A block of data
•••

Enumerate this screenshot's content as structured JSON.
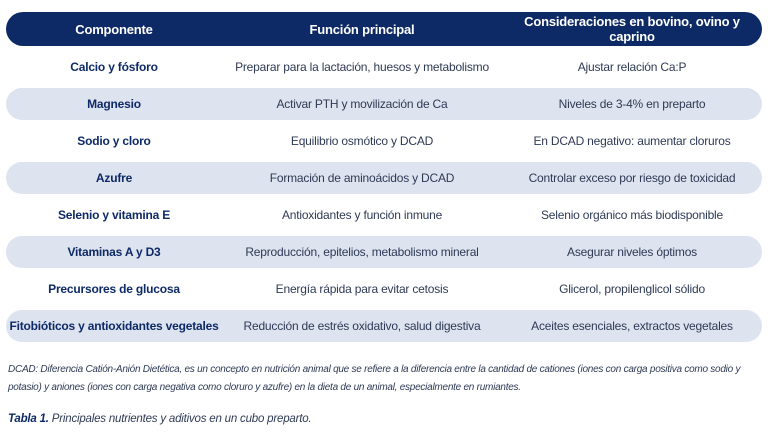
{
  "table": {
    "headers": [
      "Componente",
      "Función principal",
      "Consideraciones en bovino, ovino y caprino"
    ],
    "rows": [
      [
        "Calcio y fósforo",
        "Preparar para la lactación, huesos y metabolismo",
        "Ajustar relación Ca:P"
      ],
      [
        "Magnesio",
        "Activar PTH y movilización de Ca",
        "Niveles de 3-4% en preparto"
      ],
      [
        "Sodio y cloro",
        "Equilibrio osmótico y DCAD",
        "En DCAD negativo: aumentar cloruros"
      ],
      [
        "Azufre",
        "Formación de aminoácidos y DCAD",
        "Controlar exceso por riesgo de toxicidad"
      ],
      [
        "Selenio y vitamina E",
        "Antioxidantes y función inmune",
        "Selenio orgánico más biodisponible"
      ],
      [
        "Vitaminas A y D3",
        "Reproducción, epitelios, metabolismo mineral",
        "Asegurar niveles óptimos"
      ],
      [
        "Precursores de glucosa",
        "Energía rápida para evitar cetosis",
        "Glicerol, propilenglicol sólido"
      ],
      [
        "Fitobióticos y antioxidantes vegetales",
        "Reducción de estrés oxidativo, salud digestiva",
        "Aceites esenciales, extractos vegetales"
      ]
    ]
  },
  "footnote": "DCAD: Diferencia Catión-Anión Dietética, es un concepto en nutrición animal que se refiere a la diferencia entre la cantidad de cationes (iones con carga positiva como sodio y potasio) y aniones (iones con carga negativa como cloruro y azufre) en la dieta de un animal, especialmente en rumiantes.",
  "caption": {
    "label": "Tabla 1.",
    "text": " Principales nutrientes y aditivos en un cubo preparto."
  },
  "colors": {
    "header_bg": "#0e2a66",
    "row_shade": "#dde3ef",
    "text_dark": "#0e2a66"
  }
}
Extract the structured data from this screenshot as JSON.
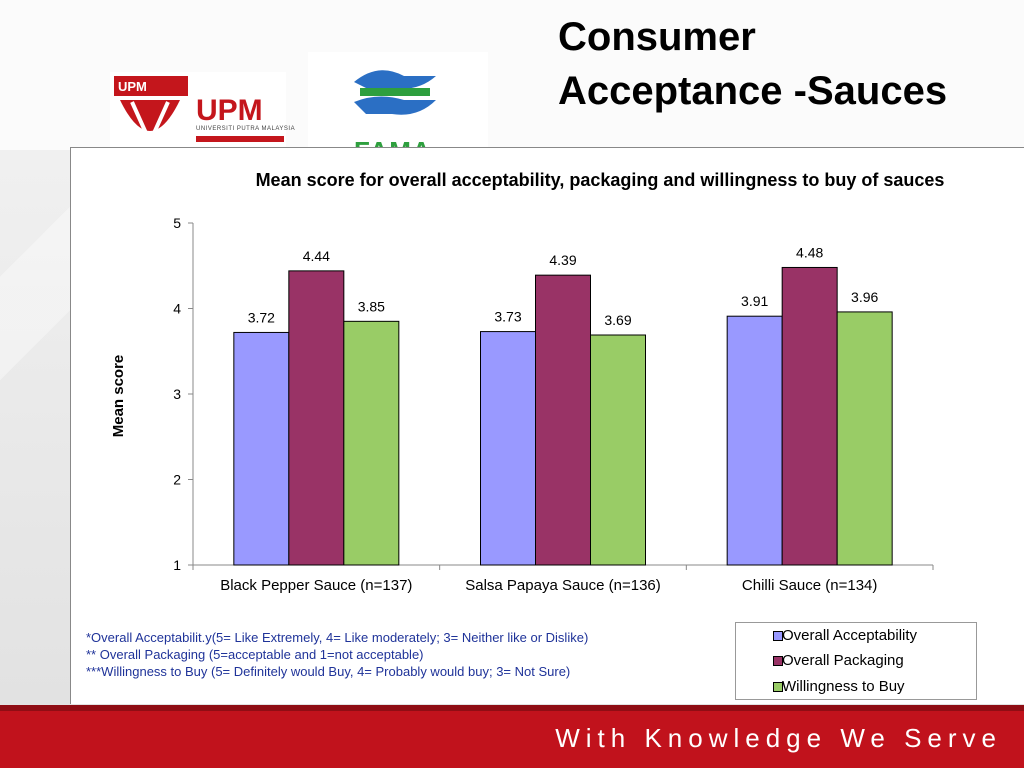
{
  "slide": {
    "title_line1": "Consumer",
    "title_line2": "Acceptance -Sauces",
    "slogan": "With Knowledge We Serve",
    "logos": {
      "upm_mark": "UPM",
      "upm_text": "UPM",
      "upm_subtext": "UNIVERSITI PUTRA MALAYSIA",
      "fama_text": "FAMA"
    }
  },
  "footnotes": [
    " *Overall Acceptabilit.y(5= Like Extremely, 4= Like  moderately; 3= Neither like or Dislike)",
    "** Overall Packaging (5=acceptable and 1=not acceptable)",
    "***Willingness to Buy (5= Definitely would Buy, 4= Probably would buy; 3= Not Sure)"
  ],
  "chart_data": {
    "type": "bar",
    "title": "Mean score for overall acceptability, packaging and willingness to buy of sauces",
    "xlabel": "",
    "ylabel": "Mean score",
    "ylim": [
      1,
      5
    ],
    "yticks": [
      "1",
      "2",
      "3",
      "4",
      "5"
    ],
    "categories": [
      "Black Pepper Sauce (n=137)",
      "Salsa Papaya Sauce (n=136)",
      "Chilli Sauce  (n=134)"
    ],
    "series": [
      {
        "name": "Overall Acceptability",
        "color": "#9999ff",
        "values": [
          3.72,
          3.73,
          3.91
        ],
        "labels": [
          "3.72",
          "3.73",
          "3.91"
        ]
      },
      {
        "name": "Overall Packaging",
        "color": "#993366",
        "values": [
          4.44,
          4.39,
          4.48
        ],
        "labels": [
          "4.44",
          "4.39",
          "4.48"
        ]
      },
      {
        "name": "Willingness to Buy",
        "color": "#99cc66",
        "values": [
          3.85,
          3.69,
          3.96
        ],
        "labels": [
          "3.85",
          "3.69",
          "3.96"
        ]
      }
    ],
    "grid": false,
    "legend_position": "bottom-right"
  }
}
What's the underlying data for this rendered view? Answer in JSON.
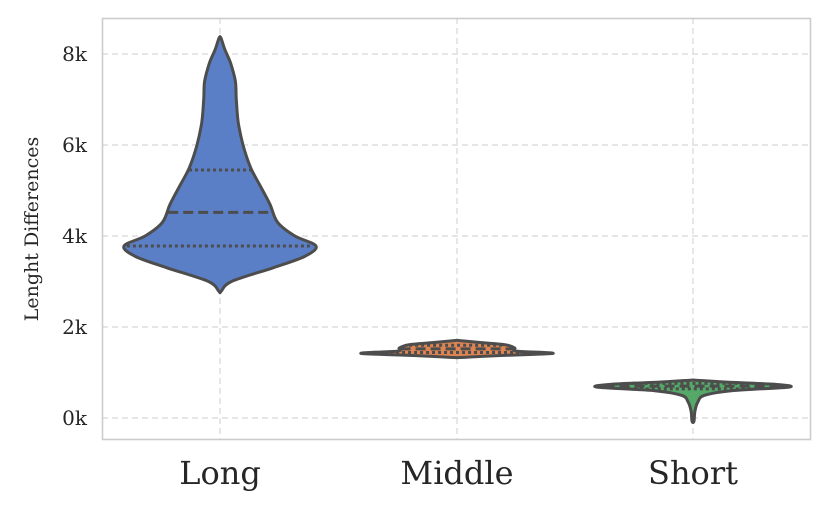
{
  "chart_data": {
    "type": "violin",
    "ylabel": "Lenght Differences",
    "yticks": [
      {
        "value": 0,
        "label": "0k"
      },
      {
        "value": 2000,
        "label": "2k"
      },
      {
        "value": 4000,
        "label": "4k"
      },
      {
        "value": 6000,
        "label": "6k"
      },
      {
        "value": 8000,
        "label": "8k"
      }
    ],
    "ylim": [
      -450,
      8800
    ],
    "grid": true,
    "inner": "quartile",
    "categories": [
      {
        "name": "Long",
        "color": "#5b7fc6",
        "min": 2780,
        "max": 8350,
        "q1": 3780,
        "median": 4520,
        "q3": 5450,
        "profile": [
          [
            2780,
            0.01
          ],
          [
            3000,
            0.12
          ],
          [
            3300,
            0.55
          ],
          [
            3550,
            0.88
          ],
          [
            3780,
            1.0
          ],
          [
            4000,
            0.78
          ],
          [
            4300,
            0.6
          ],
          [
            4700,
            0.52
          ],
          [
            5100,
            0.42
          ],
          [
            5500,
            0.32
          ],
          [
            6000,
            0.24
          ],
          [
            6500,
            0.19
          ],
          [
            7000,
            0.17
          ],
          [
            7400,
            0.16
          ],
          [
            7800,
            0.11
          ],
          [
            8100,
            0.05
          ],
          [
            8350,
            0.01
          ]
        ]
      },
      {
        "name": "Middle",
        "color": "#dd8452",
        "min": 1330,
        "max": 1700,
        "q1": 1440,
        "median": 1520,
        "q3": 1600,
        "profile": [
          [
            1330,
            0.03
          ],
          [
            1370,
            0.4
          ],
          [
            1420,
            1.0
          ],
          [
            1470,
            0.62
          ],
          [
            1540,
            0.6
          ],
          [
            1610,
            0.5
          ],
          [
            1660,
            0.24
          ],
          [
            1700,
            0.03
          ]
        ]
      },
      {
        "name": "Short",
        "color": "#55a868",
        "min": -70,
        "max": 830,
        "q1": 640,
        "median": 700,
        "q3": 760,
        "profile": [
          [
            -70,
            0.01
          ],
          [
            150,
            0.02
          ],
          [
            350,
            0.05
          ],
          [
            500,
            0.12
          ],
          [
            600,
            0.4
          ],
          [
            680,
            1.0
          ],
          [
            740,
            0.85
          ],
          [
            790,
            0.35
          ],
          [
            830,
            0.03
          ]
        ]
      }
    ]
  }
}
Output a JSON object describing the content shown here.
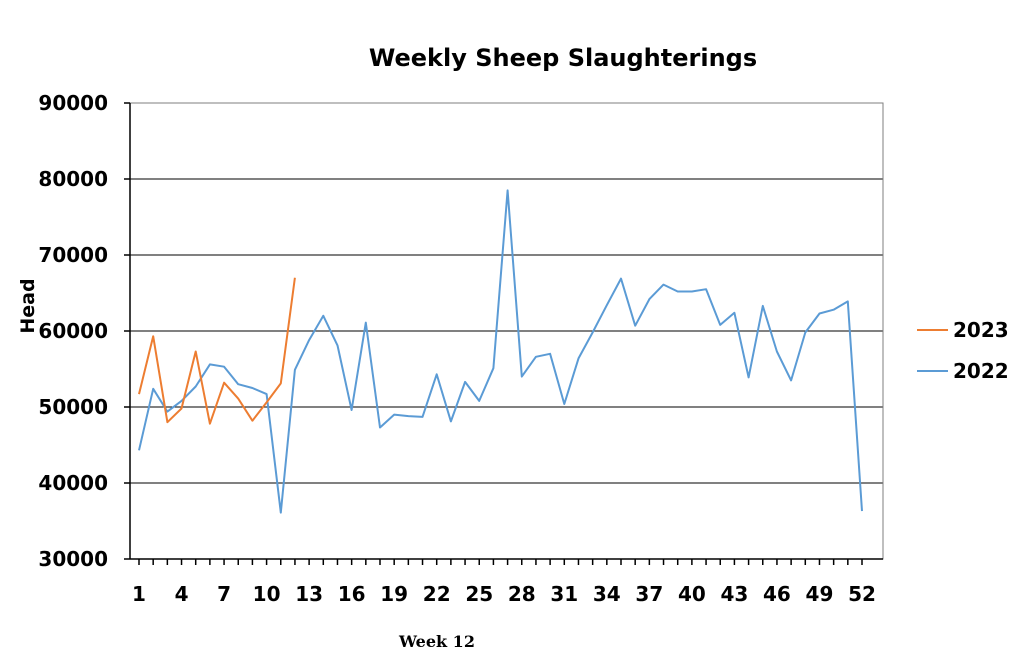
{
  "chart_data": {
    "type": "line",
    "title": "Weekly Sheep Slaughterings",
    "xlabel": "",
    "ylabel": "Head",
    "ylim": [
      30000,
      90000
    ],
    "yticks": [
      30000,
      40000,
      50000,
      60000,
      70000,
      80000,
      90000
    ],
    "ytick_labels": [
      "30000",
      "40000",
      "50000",
      "60000",
      "70000",
      "80000",
      "90000"
    ],
    "xlim": [
      1,
      52
    ],
    "xticks": [
      1,
      4,
      7,
      10,
      13,
      16,
      19,
      22,
      25,
      28,
      31,
      34,
      37,
      40,
      43,
      46,
      49,
      52
    ],
    "xtick_labels": [
      "1",
      "4",
      "7",
      "10",
      "13",
      "16",
      "19",
      "22",
      "25",
      "28",
      "31",
      "34",
      "37",
      "40",
      "43",
      "46",
      "49",
      "52"
    ],
    "grid": true,
    "legend_position": "right",
    "series": [
      {
        "name": "2023",
        "color": "#ED7D31",
        "x": [
          1,
          2,
          3,
          4,
          5,
          6,
          7,
          8,
          9,
          10,
          11,
          12
        ],
        "values": [
          51700,
          59300,
          48000,
          49800,
          57300,
          47800,
          53200,
          51100,
          48200,
          50600,
          53100,
          67000
        ]
      },
      {
        "name": "2022",
        "color": "#5B9BD5",
        "x": [
          1,
          2,
          3,
          4,
          5,
          6,
          7,
          8,
          9,
          10,
          11,
          12,
          13,
          14,
          15,
          16,
          17,
          18,
          19,
          20,
          21,
          22,
          23,
          24,
          25,
          26,
          27,
          28,
          29,
          30,
          31,
          32,
          33,
          34,
          35,
          36,
          37,
          38,
          39,
          40,
          41,
          42,
          43,
          44,
          45,
          46,
          47,
          48,
          49,
          50,
          51,
          52
        ],
        "values": [
          44300,
          52400,
          49400,
          50800,
          52700,
          55600,
          55300,
          53000,
          52500,
          51700,
          36100,
          54900,
          58800,
          62000,
          58100,
          49600,
          61100,
          47300,
          49000,
          48800,
          48700,
          54300,
          48100,
          53300,
          50800,
          55100,
          78500,
          54000,
          56600,
          57000,
          50400,
          56400,
          59800,
          63400,
          66900,
          60700,
          64200,
          66100,
          65200,
          65200,
          65500,
          60800,
          62400,
          53900,
          63300,
          57300,
          53500,
          59800,
          62300,
          62800,
          63900,
          36300
        ]
      }
    ],
    "legend_order": [
      0,
      1
    ]
  },
  "footer_note": "Week 12"
}
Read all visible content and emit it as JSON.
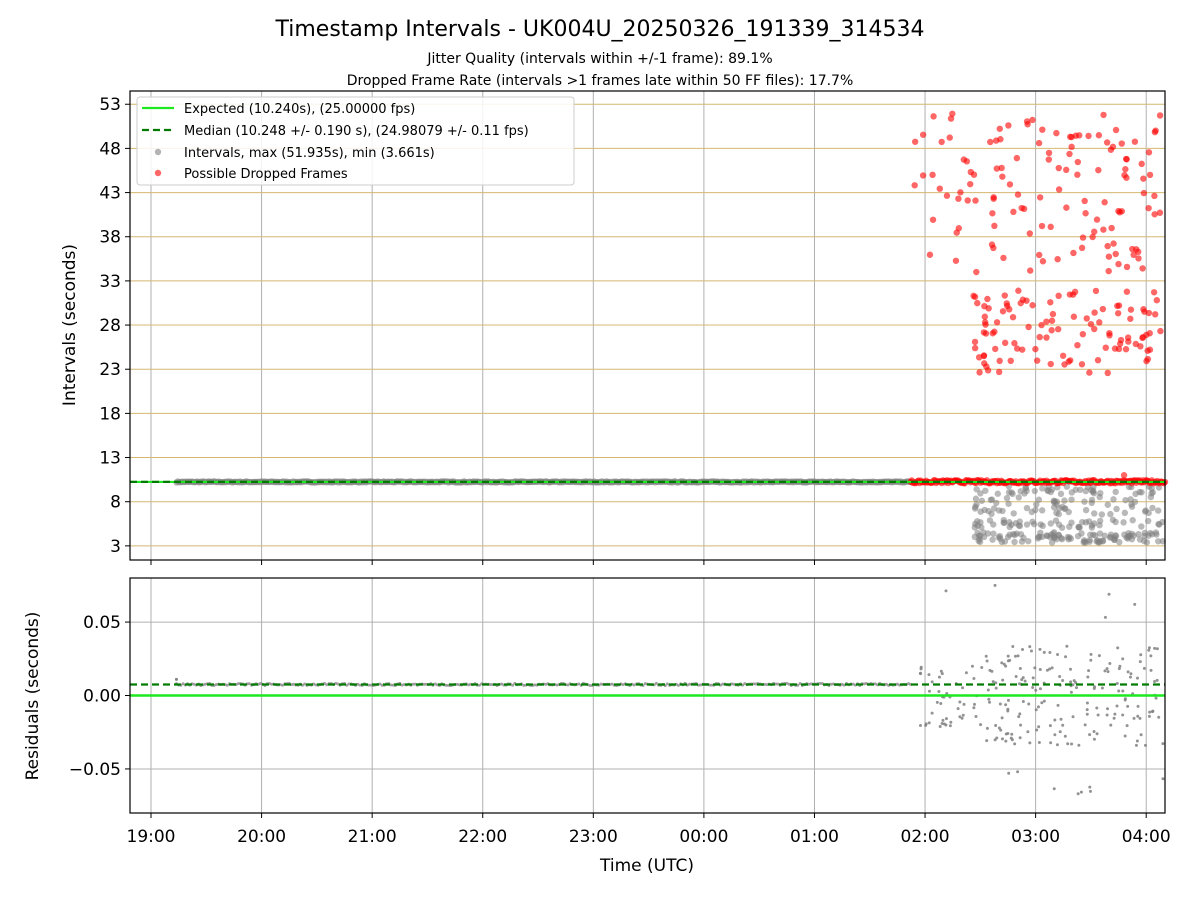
{
  "figure": {
    "title": "Timestamp Intervals - UK004U_20250326_191339_314534",
    "subtitle_line1": "Jitter Quality (intervals within +/-1 frame): 89.1%",
    "subtitle_line2": "Dropped Frame Rate (intervals >1 frames late within 50 FF files): 17.7%",
    "xlabel": "Time (UTC)"
  },
  "colors": {
    "expected": "#1ee81e",
    "median": "#007a00",
    "intervals": "#808080",
    "dropped": "#ff0000",
    "hgrid_top": "#d4b870",
    "grid": "#b0b0b0"
  },
  "chart_data": [
    {
      "type": "scatter",
      "ylabel": "Intervals (seconds)",
      "xlim": [
        -0.19,
        9.17
      ],
      "ylim": [
        1.4,
        54.5
      ],
      "x_unit": "hours after 19:00 UTC",
      "xticks": [
        "19:00",
        "20:00",
        "21:00",
        "22:00",
        "23:00",
        "00:00",
        "01:00",
        "02:00",
        "03:00",
        "04:00"
      ],
      "yticks": [
        3,
        8,
        13,
        18,
        23,
        28,
        33,
        38,
        43,
        48,
        53
      ],
      "grid": "horizontal gold lines + vertical gray lines",
      "legend_position": "upper-left",
      "legend": [
        "Expected (10.240s), (25.00000 fps)",
        "Median (10.248 +/- 0.190 s), (24.98079 +/- 0.11 fps)",
        "Intervals, max (51.935s), min (3.661s)",
        "Possible Dropped Frames"
      ],
      "expected_value": 10.24,
      "median_value": 10.248,
      "max_interval": 51.935,
      "min_interval": 3.661,
      "steady_band": {
        "x_start": 0.23,
        "x_end": 6.87,
        "value": 10.24
      },
      "dropped_band": {
        "x_start": 6.87,
        "x_end": 9.17,
        "value": 10.26
      }
    },
    {
      "type": "scatter",
      "ylabel": "Residuals (seconds)",
      "xlim": [
        -0.19,
        9.17
      ],
      "ylim": [
        -0.08,
        0.08
      ],
      "yticks": [
        "0.05",
        "0.00",
        "−0.05"
      ],
      "ytick_values": [
        0.05,
        0.0,
        -0.05
      ],
      "expected_residual": 0.0,
      "median_residual": 0.0075,
      "steady_band": {
        "x_start": 0.23,
        "x_end": 6.87,
        "value": 0.0075
      }
    }
  ]
}
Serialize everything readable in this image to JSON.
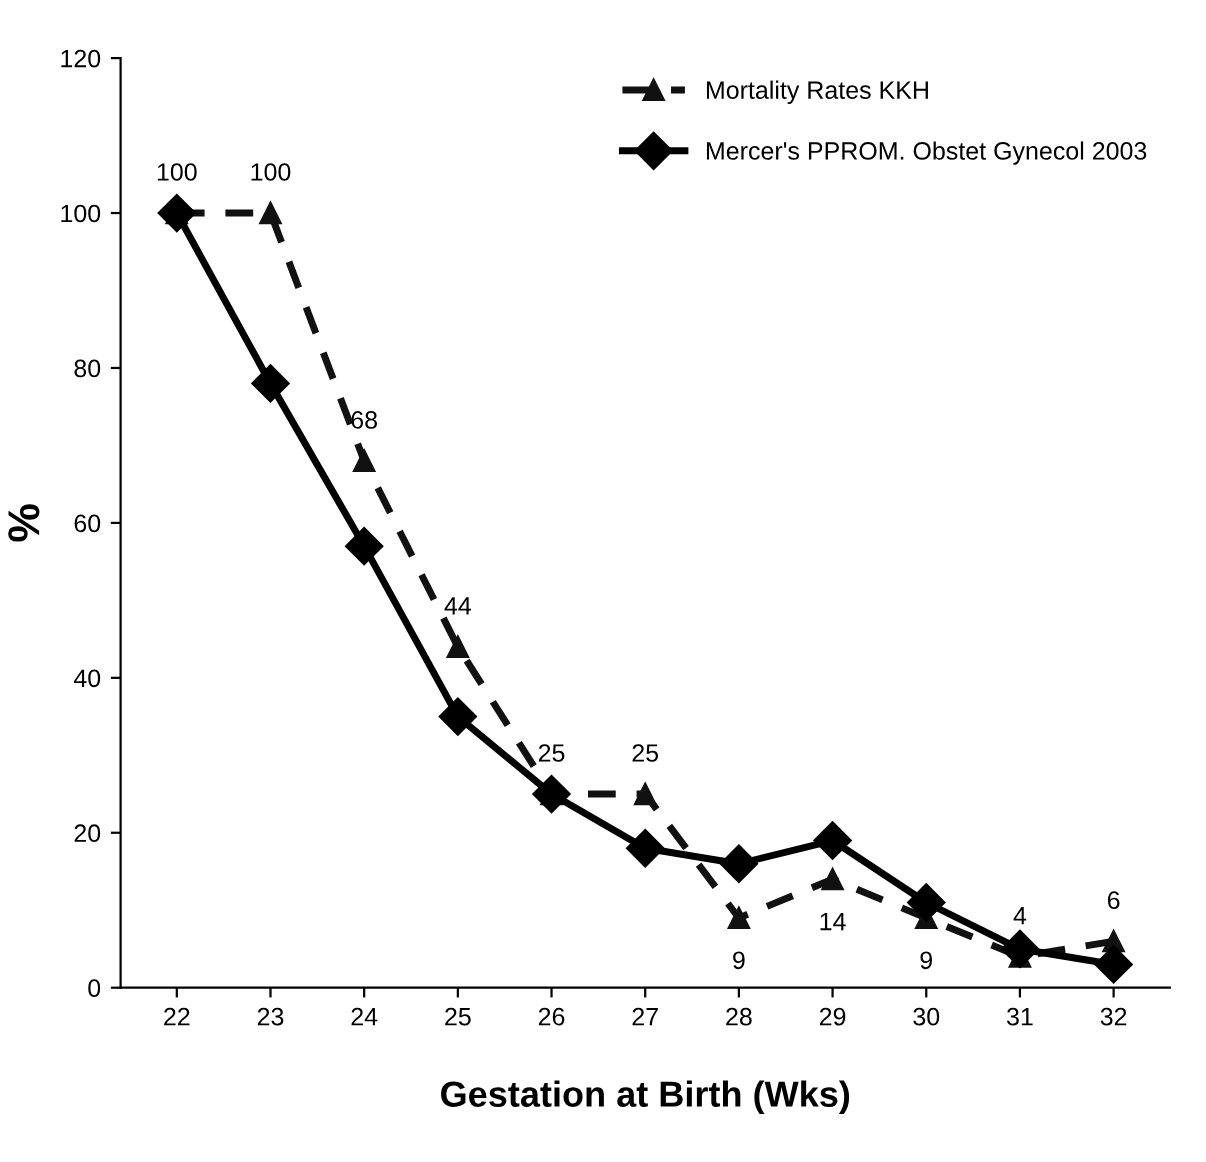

•••

**Given request**
Extract all lines of the records above that include "Selenio".

**Finished task**
        "Selenio y vitamina E",
        "Selenio orgánico más biodisponible"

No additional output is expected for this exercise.